Aim of the exercise: Repeat each entry exactly and drop the pictures.

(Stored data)

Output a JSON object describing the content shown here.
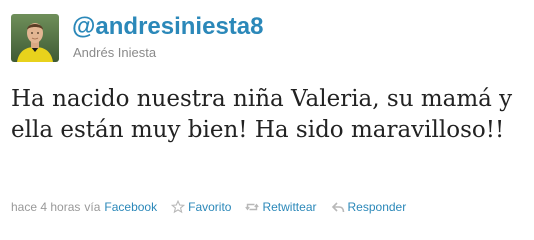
{
  "tweet": {
    "handle": "@andresiniesta8",
    "full_name": "Andrés Iniesta",
    "text": "Ha nacido nuestra niña Valeria, su mamá y ella están muy bien! Ha sido maravilloso!!",
    "timestamp": "hace 4 horas",
    "via_label": "vía",
    "source": "Facebook"
  },
  "actions": {
    "favorite_label": "Favorito",
    "retweet_label": "Retwittear",
    "reply_label": "Responder"
  },
  "colors": {
    "link": "#2b88b9",
    "meta": "#999999",
    "text": "#222222"
  },
  "icons": {
    "favorite": "star-icon",
    "retweet": "retweet-icon",
    "reply": "reply-icon"
  }
}
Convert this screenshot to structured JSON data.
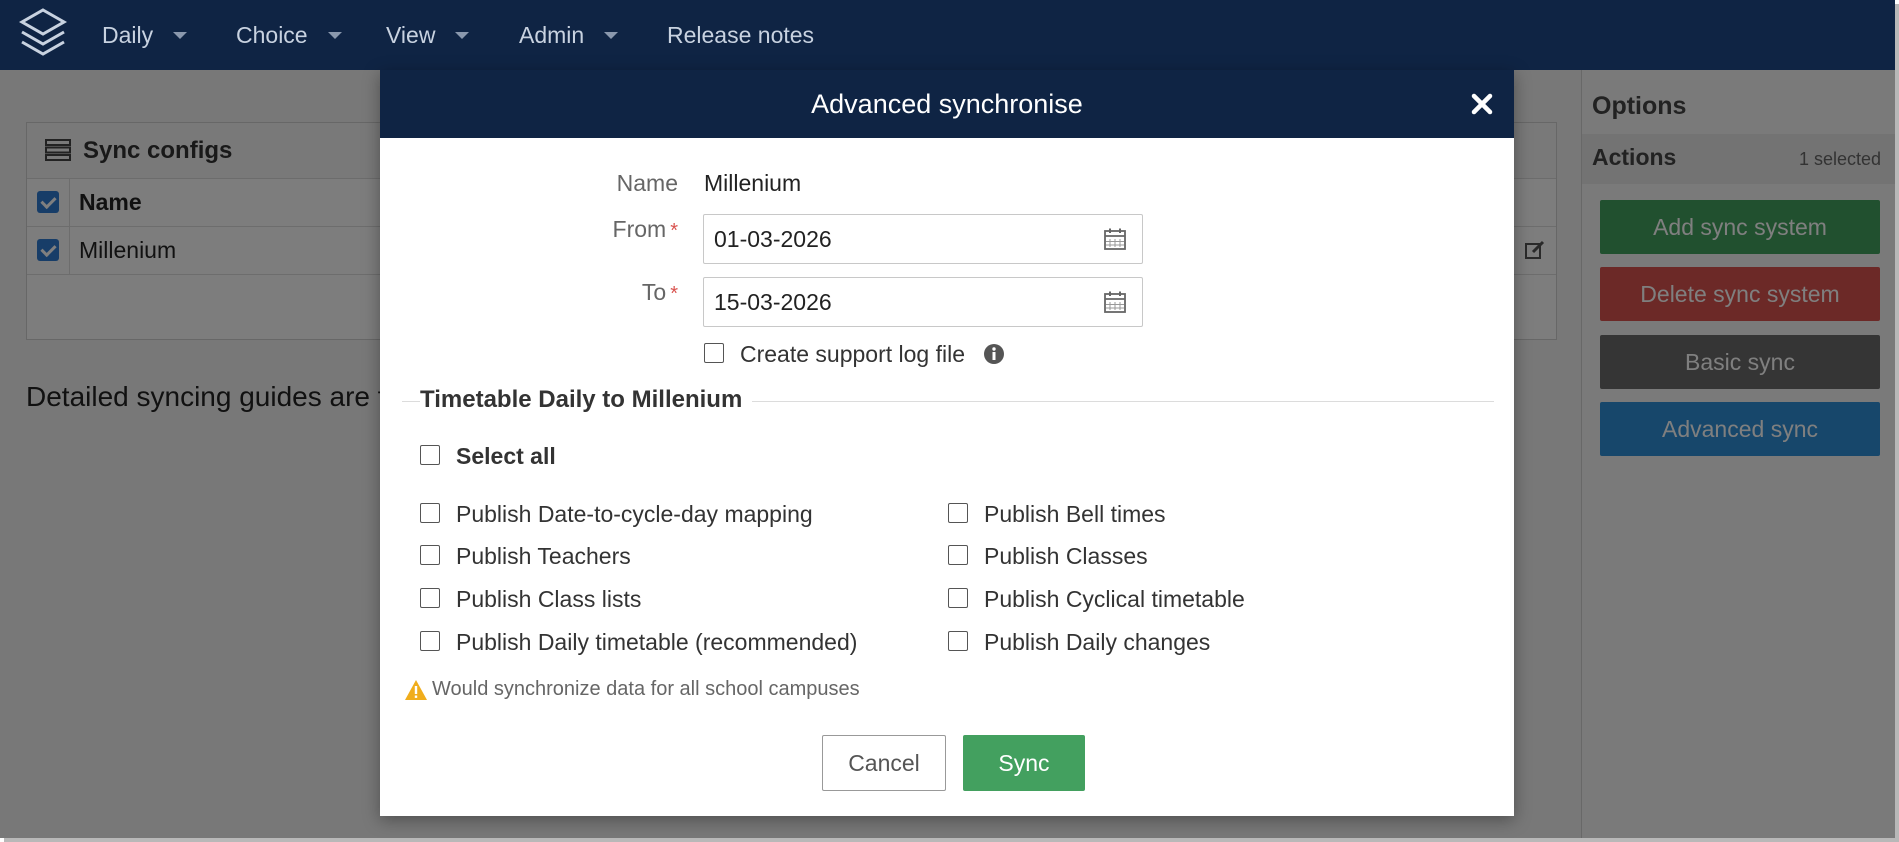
{
  "nav": {
    "items": [
      {
        "label": "Daily"
      },
      {
        "label": "Choice"
      },
      {
        "label": "View"
      },
      {
        "label": "Admin"
      },
      {
        "label": "Release notes"
      }
    ]
  },
  "background": {
    "panel_title": "Sync configs",
    "column_name": "Name",
    "rows": [
      {
        "name": "Millenium"
      }
    ],
    "guides_text": "Detailed syncing guides are fo"
  },
  "sidebar": {
    "options_title": "Options",
    "actions_title": "Actions",
    "selected_count": "1 selected",
    "buttons": [
      {
        "label": "Add sync system",
        "color": "#43a05f"
      },
      {
        "label": "Delete sync system",
        "color": "#d9534f"
      },
      {
        "label": "Basic sync",
        "color": "#6b6b6b"
      },
      {
        "label": "Advanced sync",
        "color": "#2e8fd6"
      }
    ]
  },
  "modal": {
    "title": "Advanced synchronise",
    "name_label": "Name",
    "name_value": "Millenium",
    "from_label": "From",
    "from_value": "01-03-2026",
    "to_label": "To",
    "to_value": "15-03-2026",
    "required_mark": "*",
    "support_log_label": "Create support log file",
    "section_title": "Timetable Daily to Millenium",
    "select_all_label": "Select all",
    "options_left": [
      "Publish Date-to-cycle-day mapping",
      "Publish Teachers",
      "Publish Class lists",
      "Publish Daily timetable (recommended)"
    ],
    "options_right": [
      "Publish Bell times",
      "Publish Classes",
      "Publish Cyclical timetable",
      "Publish Daily changes"
    ],
    "warning": "Would synchronize data for all school campuses",
    "cancel_label": "Cancel",
    "sync_label": "Sync"
  },
  "colors": {
    "nav_bg": "#0f2444",
    "primary_green": "#43a05f",
    "danger_red": "#d9534f",
    "warning_amber": "#f0ad1c"
  }
}
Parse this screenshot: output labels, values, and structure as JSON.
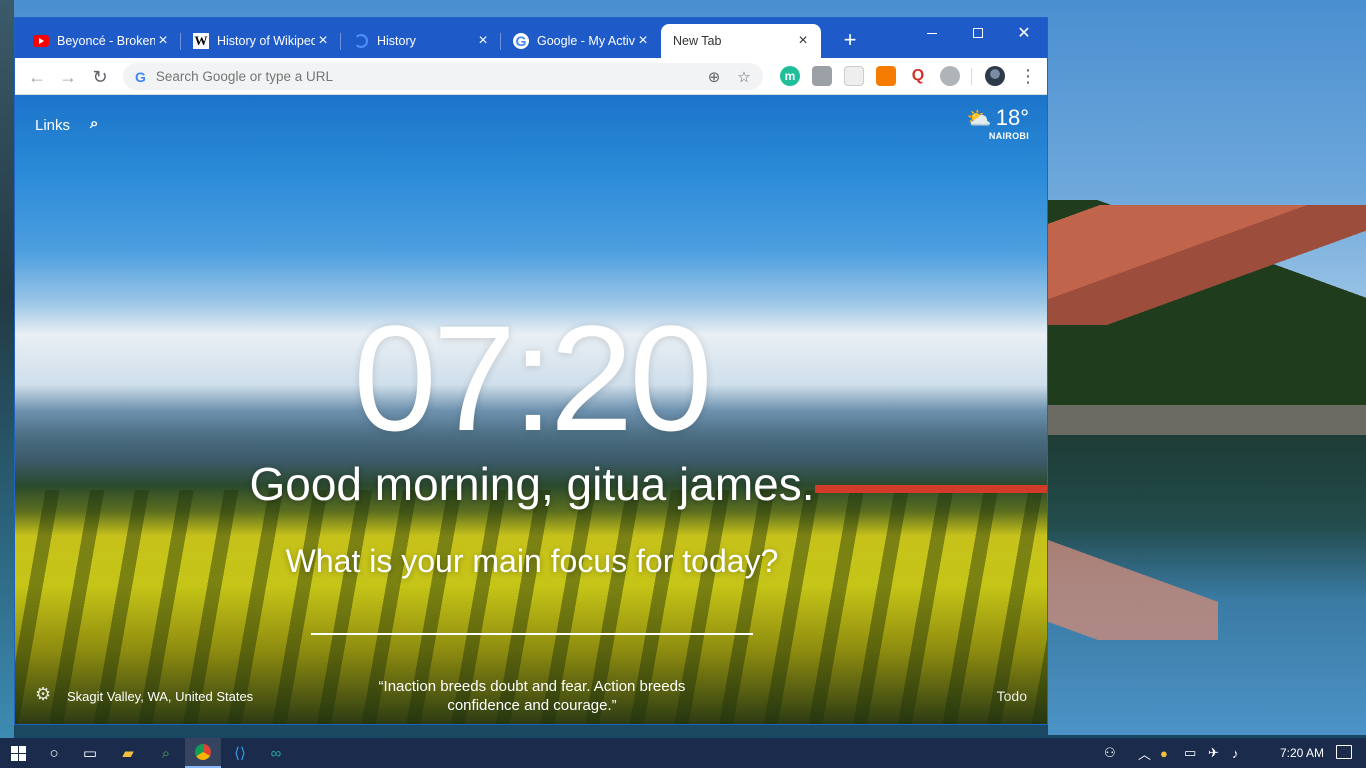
{
  "tabs": [
    {
      "title": "Beyoncé - Broken-Hearted Girl",
      "favicon": "youtube-icon",
      "active": false
    },
    {
      "title": "History of Wikipedia",
      "favicon": "wikipedia-icon",
      "active": false
    },
    {
      "title": "History",
      "favicon": "history-icon",
      "active": false
    },
    {
      "title": "Google - My Activity",
      "favicon": "google-icon",
      "active": false
    },
    {
      "title": "New Tab",
      "favicon": "",
      "active": true
    }
  ],
  "toolbar": {
    "omnibox_placeholder": "Search Google or type a URL"
  },
  "page": {
    "links_label": "Links",
    "weather_temp": "18°",
    "weather_city": "NAIROBI",
    "clock": "07:20",
    "greeting": "Good morning, gitua james.",
    "focus_question": "What is your main focus for today?",
    "location": "Skagit Valley, WA, United States",
    "quote": "“Inaction breeds doubt and fear. Action breeds confidence and courage.”",
    "todo_label": "Todo"
  },
  "taskbar": {
    "time": "7:20 AM"
  },
  "colors": {
    "titlebar": "#1f5ac9",
    "taskbar": "#1b2b4b"
  }
}
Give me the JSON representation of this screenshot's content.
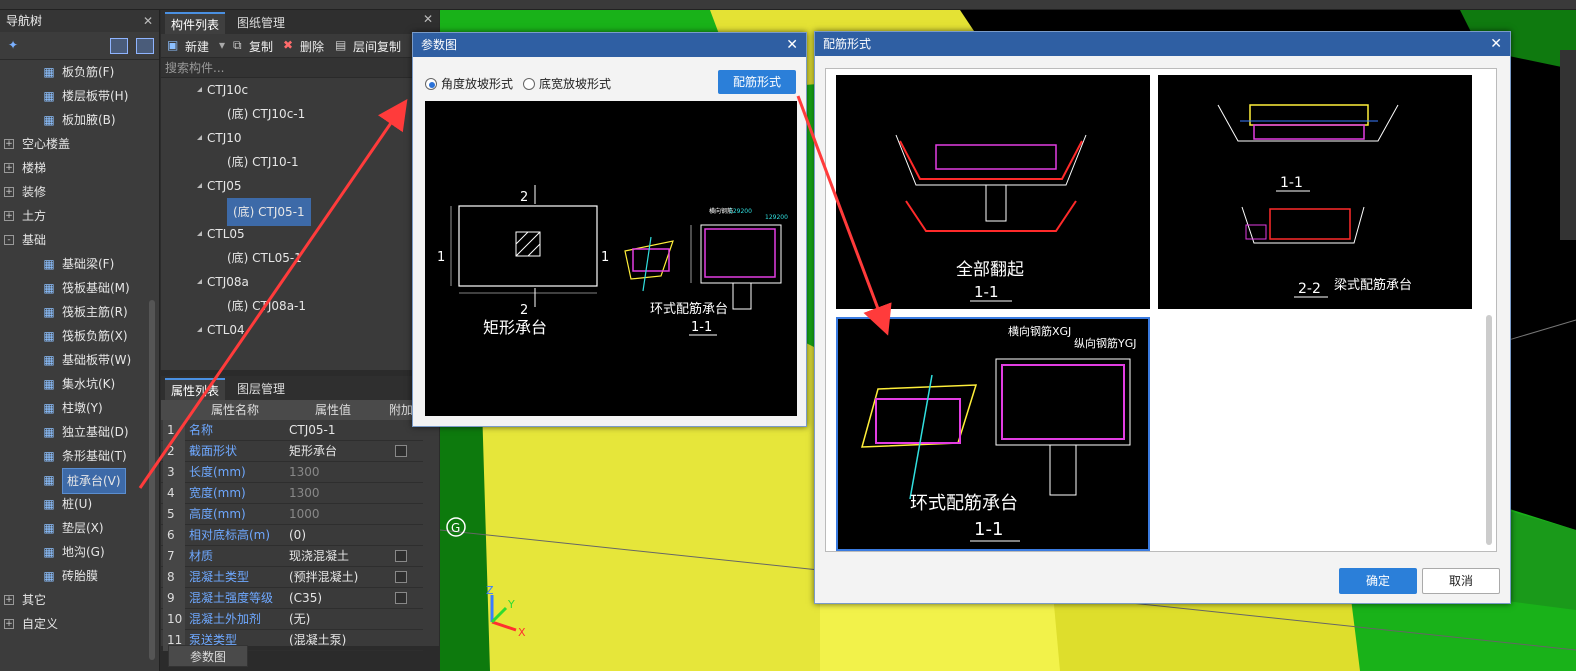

Problem solution:
Output a JSON object describing the content shown here.
{
  "tweet": {
    "handle": "@andresiniesta8",
    "full_name": "Andrés Iniesta",
    "text": "Ha nacido nuestra niña Valeria, su mamá y ella están muy bien! Ha sido maravilloso!!",
    "timestamp": "hace 4 horas",
    "via_label": "vía",
    "source": "Facebook"
  },
  "actions": {
    "favorite_label": "Favorito",
    "retweet_label": "Retwittear",
    "reply_label": "Responder"
  },
  "colors": {
    "link": "#2b88b9",
    "meta": "#999999",
    "text": "#222222"
  },
  "icons": {
    "favorite": "star-icon",
    "retweet": "retweet-icon",
    "reply": "reply-icon"
  }
}
Convert this screenshot to structured JSON data.
{
  "nav": {
    "items": [
      {
        "label": "Daily"
      },
      {
        "label": "Choice"
      },
      {
        "label": "View"
      },
      {
        "label": "Admin"
      },
      {
        "label": "Release notes"
      }
    ]
  },
  "background": {
    "panel_title": "Sync configs",
    "column_name": "Name",
    "rows": [
      {
        "name": "Millenium"
      }
    ],
    "guides_text": "Detailed syncing guides are fo"
  },
  "sidebar": {
    "options_title": "Options",
    "actions_title": "Actions",
    "selected_count": "1 selected",
    "buttons": [
      {
        "label": "Add sync system",
        "color": "#43a05f"
      },
      {
        "label": "Delete sync system",
        "color": "#d9534f"
      },
      {
        "label": "Basic sync",
        "color": "#6b6b6b"
      },
      {
        "label": "Advanced sync",
        "color": "#2e8fd6"
      }
    ]
  },
  "modal": {
    "title": "Advanced synchronise",
    "name_label": "Name",
    "name_value": "Millenium",
    "from_label": "From",
    "from_value": "01-03-2026",
    "to_label": "To",
    "to_value": "15-03-2026",
    "required_mark": "*",
    "support_log_label": "Create support log file",
    "section_title": "Timetable Daily to Millenium",
    "select_all_label": "Select all",
    "options_left": [
      "Publish Date-to-cycle-day mapping",
      "Publish Teachers",
      "Publish Class lists",
      "Publish Daily timetable (recommended)"
    ],
    "options_right": [
      "Publish Bell times",
      "Publish Classes",
      "Publish Cyclical timetable",
      "Publish Daily changes"
    ],
    "warning": "Would synchronize data for all school campuses",
    "cancel_label": "Cancel",
    "sync_label": "Sync"
  },
  "colors": {
    "nav_bg": "#0f2444",
    "primary_green": "#43a05f",
    "danger_red": "#d9534f",
    "warning_amber": "#f0ad1c"
  }
}
Parse this screenshot: output labels, values, and structure as JSON.
{
  "tabs": [
    {
      "title": "Beyoncé - Broken-Hearted Girl",
      "favicon": "youtube-icon",
      "active": false
    },
    {
      "title": "History of Wikipedia",
      "favicon": "wikipedia-icon",
      "active": false
    },
    {
      "title": "History",
      "favicon": "history-icon",
      "active": false
    },
    {
      "title": "Google - My Activity",
      "favicon": "google-icon",
      "active": false
    },
    {
      "title": "New Tab",
      "favicon": "",
      "active": true
    }
  ],
  "toolbar": {
    "omnibox_placeholder": "Search Google or type a URL"
  },
  "page": {
    "links_label": "Links",
    "weather_temp": "18°",
    "weather_city": "NAIROBI",
    "clock": "07:20",
    "greeting": "Good morning, gitua james.",
    "focus_question": "What is your main focus for today?",
    "location": "Skagit Valley, WA, United States",
    "quote": "“Inaction breeds doubt and fear. Action breeds confidence and courage.”",
    "todo_label": "Todo"
  },
  "taskbar": {
    "time": "7:20 AM"
  },
  "colors": {
    "titlebar": "#1f5ac9",
    "taskbar": "#1b2b4b"
  }
}
Give me the JSON representation of this screenshot's content.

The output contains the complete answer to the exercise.